_AIM_. Scan the listing that follows and report how many lines contain "time". Write the number alone.

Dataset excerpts
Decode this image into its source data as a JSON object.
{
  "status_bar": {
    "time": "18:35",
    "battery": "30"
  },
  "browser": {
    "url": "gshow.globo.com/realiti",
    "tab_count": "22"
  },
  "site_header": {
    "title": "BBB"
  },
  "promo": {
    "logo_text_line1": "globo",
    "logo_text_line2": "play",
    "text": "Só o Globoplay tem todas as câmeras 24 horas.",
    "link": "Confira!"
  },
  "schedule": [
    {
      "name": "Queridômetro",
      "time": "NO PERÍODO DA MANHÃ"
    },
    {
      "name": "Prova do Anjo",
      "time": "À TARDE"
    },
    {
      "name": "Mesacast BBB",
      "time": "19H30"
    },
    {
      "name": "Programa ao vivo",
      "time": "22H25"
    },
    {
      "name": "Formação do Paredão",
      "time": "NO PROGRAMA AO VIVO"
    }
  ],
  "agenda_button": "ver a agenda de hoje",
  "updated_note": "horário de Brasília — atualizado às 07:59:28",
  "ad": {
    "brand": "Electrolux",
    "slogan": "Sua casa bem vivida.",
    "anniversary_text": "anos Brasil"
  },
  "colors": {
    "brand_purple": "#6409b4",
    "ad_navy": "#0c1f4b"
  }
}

_SOLUTION_. 6